[Opening Excerpted passage section]

2. How the hell do I even know what will make another person happy? Most of us don't even know what makes us happy!
Yes, that is somehow the big question here. How do I know what makes other people happy? I can create my own happiness, that´s it. My mom has somehow tried to "help" me all her life. It didn´t help me a half second! It was more than terrible. I wish she had helped herself instead.And the more people need to help themselfes, the more they seam to desperatly try to help others.
oh I am so fed up with all those psychoanalyzis about what becomes of kids with negative parents. for that matter i should be a totally screwed up person, considering my childhood. today i am a proud, healthy woman of 64. people find me very attractive and are extremely surprised that i made throuhg my childhood, or adolescence without any consumption of drugs or alcohol. my austrian white mother was raped in 1945 by an afro-american soldier, who was stationed near Lienz Austria. she was in love with a nazi soldier.. and they killed him in her arms, after they raped her, horror stories she tells me, but she still was sure to be pregnant of one of the 3 black soldiers,who evidently raped her. for 6 days i was a white baby, when suddenly my skin became darker and darker.. she must hate me still today..at the age of 3 my life was spent in homes, i recall i was the only child with black skin, which was very tough... i had foster parents in salzburg, austria and was adopted at the age of 14 (imagine??) by afro american parents in D.C. only because the majority of the austrian citizens wanted to get rid of me.. just as easy as that! even today i do not suffer from my past, cause i live today and not yesterday or tomorrow.. i avoid reading all about those psychoanaylitics etc... ok i did some therapy only because when my son started to make life difficult for me as a single mother. he is the one who became an alcoholic and takes drugs and has been diagnosed as being schizophrenic...he started to smoke pot excessively, of course with school friends ...i do not recall that anybody around me during my childhood was an alcoholic or whatever .....all my friends can't understand why my son turned out like that, since they claim that with my background i should be the one with such a low self esteem. but believe me, it helped me a lot to feel always proud of myself, people in austria made me feel i was something special because of my beautiful brown skin. discrimination was all over at that time... but since i played in hair the hippy musical and with donna summer, where many of the ensemble was into heavy drugs etc.. but i refused and hated it...

[Closing Excerpted passage section]

_Action item 1_
Decide whether each statement agrees with the reader comments about happiness, answering yes or no and quoting the deciding words: (a) One writer says she is 64 years old. (b) That writer was adopted at the age of 3. (c) That writer's son has been diagnosed as schizophrenic.
_Action item 2_
Return the stretch of the reader comments about happiness from "Yes, that is" through "to help others.", copied exactly.
_Action item 3_
Extend the reader comments about happiness, carrying on from the point where they stop.
The items that come next are separate material and have nothing to do with the reader comments about happiness.

[Opening Listed entries section]

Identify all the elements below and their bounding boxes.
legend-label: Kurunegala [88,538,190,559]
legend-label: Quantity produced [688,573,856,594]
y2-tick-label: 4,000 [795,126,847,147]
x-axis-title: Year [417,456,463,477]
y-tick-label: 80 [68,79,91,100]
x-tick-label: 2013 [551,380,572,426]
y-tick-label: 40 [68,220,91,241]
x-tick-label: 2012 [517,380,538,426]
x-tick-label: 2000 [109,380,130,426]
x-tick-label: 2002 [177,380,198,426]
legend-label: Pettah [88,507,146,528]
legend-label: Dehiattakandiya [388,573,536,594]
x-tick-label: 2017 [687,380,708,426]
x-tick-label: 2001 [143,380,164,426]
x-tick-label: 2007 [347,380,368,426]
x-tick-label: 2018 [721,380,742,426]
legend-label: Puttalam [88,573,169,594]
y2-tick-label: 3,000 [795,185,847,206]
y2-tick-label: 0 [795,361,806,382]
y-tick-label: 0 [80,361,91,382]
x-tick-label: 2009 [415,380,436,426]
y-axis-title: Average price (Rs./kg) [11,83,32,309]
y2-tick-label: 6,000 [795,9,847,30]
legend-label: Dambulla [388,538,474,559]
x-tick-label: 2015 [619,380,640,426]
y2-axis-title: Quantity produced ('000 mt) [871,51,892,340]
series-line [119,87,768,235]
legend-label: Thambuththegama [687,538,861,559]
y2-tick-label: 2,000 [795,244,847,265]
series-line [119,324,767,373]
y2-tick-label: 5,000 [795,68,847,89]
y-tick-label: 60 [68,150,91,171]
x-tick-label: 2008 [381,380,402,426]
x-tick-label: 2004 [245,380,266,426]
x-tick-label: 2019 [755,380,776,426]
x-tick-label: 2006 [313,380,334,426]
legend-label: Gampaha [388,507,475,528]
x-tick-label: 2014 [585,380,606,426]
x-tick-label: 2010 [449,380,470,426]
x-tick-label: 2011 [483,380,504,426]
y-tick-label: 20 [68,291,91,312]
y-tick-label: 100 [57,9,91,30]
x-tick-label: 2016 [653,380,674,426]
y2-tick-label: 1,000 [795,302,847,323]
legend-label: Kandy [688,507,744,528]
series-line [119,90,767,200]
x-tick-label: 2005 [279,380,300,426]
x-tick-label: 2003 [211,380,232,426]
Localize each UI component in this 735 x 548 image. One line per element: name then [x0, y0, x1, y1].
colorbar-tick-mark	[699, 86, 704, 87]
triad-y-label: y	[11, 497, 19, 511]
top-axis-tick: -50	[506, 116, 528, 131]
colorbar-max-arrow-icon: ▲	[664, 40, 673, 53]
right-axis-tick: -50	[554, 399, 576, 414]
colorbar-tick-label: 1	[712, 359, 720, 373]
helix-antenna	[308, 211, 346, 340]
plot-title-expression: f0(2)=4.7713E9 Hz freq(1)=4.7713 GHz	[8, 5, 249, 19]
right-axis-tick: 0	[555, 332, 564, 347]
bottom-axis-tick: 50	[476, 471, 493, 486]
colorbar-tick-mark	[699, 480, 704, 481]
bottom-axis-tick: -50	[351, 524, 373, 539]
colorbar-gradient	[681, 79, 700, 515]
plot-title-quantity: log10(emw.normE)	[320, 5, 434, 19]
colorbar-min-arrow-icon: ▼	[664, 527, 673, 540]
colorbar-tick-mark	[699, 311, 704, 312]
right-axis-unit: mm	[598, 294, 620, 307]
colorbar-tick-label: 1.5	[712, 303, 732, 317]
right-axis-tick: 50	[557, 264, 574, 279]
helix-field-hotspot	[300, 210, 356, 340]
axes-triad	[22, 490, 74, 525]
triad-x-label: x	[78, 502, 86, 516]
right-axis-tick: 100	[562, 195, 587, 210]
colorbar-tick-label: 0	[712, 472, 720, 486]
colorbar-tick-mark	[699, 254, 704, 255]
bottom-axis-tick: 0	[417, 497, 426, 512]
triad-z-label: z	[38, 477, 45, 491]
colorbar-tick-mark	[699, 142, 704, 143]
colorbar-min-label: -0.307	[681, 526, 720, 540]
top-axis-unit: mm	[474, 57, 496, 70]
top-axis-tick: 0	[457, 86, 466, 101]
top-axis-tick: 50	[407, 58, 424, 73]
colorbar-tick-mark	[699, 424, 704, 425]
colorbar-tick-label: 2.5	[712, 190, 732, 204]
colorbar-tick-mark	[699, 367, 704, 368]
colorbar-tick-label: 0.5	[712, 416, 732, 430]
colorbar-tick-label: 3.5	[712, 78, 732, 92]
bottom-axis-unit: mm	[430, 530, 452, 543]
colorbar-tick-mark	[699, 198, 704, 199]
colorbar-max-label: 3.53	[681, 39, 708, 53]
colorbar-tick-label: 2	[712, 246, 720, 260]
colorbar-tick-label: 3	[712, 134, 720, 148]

[Closing Listed entries section]

_Response box 1_
(a) Yes: "today i am a proud, healthy woman of 64."
(b) No: "was adopted at the age of 14"
(c) Yes: "has been diagnosed as being schizophrenic"

_Response box 2_
Yes, that is somehow the big question here. How do I know what makes other people happy? I can create my own happiness, that´s it. My mom has somehow tried to "help" me all her life. It didn´t help me a half second! It was more than terrible. I wish she had helped herself instead.And the more people need to help themselfes, the more they seam to desperatly try to help others.

_Response box 3_
i was lucky in my life, i met very famous people and i survived new york city all alone from 66 to 1968...my mother is 83 now and broke up any contact with me.. so be it. i believe in myself first and than .... since Barak Obama became the first afro-american President, my self-esteem has reached to a maximum.. today i look up in the sky when walking the streets filled with white folks...
on my website you can see my artwork and what i look like..
To me, Randy's comment has to do with the character of people. A quality not teached to children in schools and through their parents. Why? Precisely because they can not give us what they don't have.
I think that the current education systems continue to have many weaknesses in the training aspects of people and their teach. The emotional aspects practically are not taking importance in its real magnitude and handled by only the very subjective points that do not reach the minds of children and teenagers in training or teaches.
In my particular case, reading today, I shall simply admit that I just removed a bandage from my eyes.
Reading your article felt full identification in your description. I have no choice and tilt my head and accept that I have often been the case. A person who wanted to feel good all over the world. Well suited to the circumstances. But I also recognize that every time I learn to be more critical of life and feel that I advance. Still, I recognize that I often affect people's comments and I try to be right with the world.
I'm working on building my character.
So ... let's continue in the revolution and continue to be adding more people every day to be more critical and reflective thinking about different aspects of life.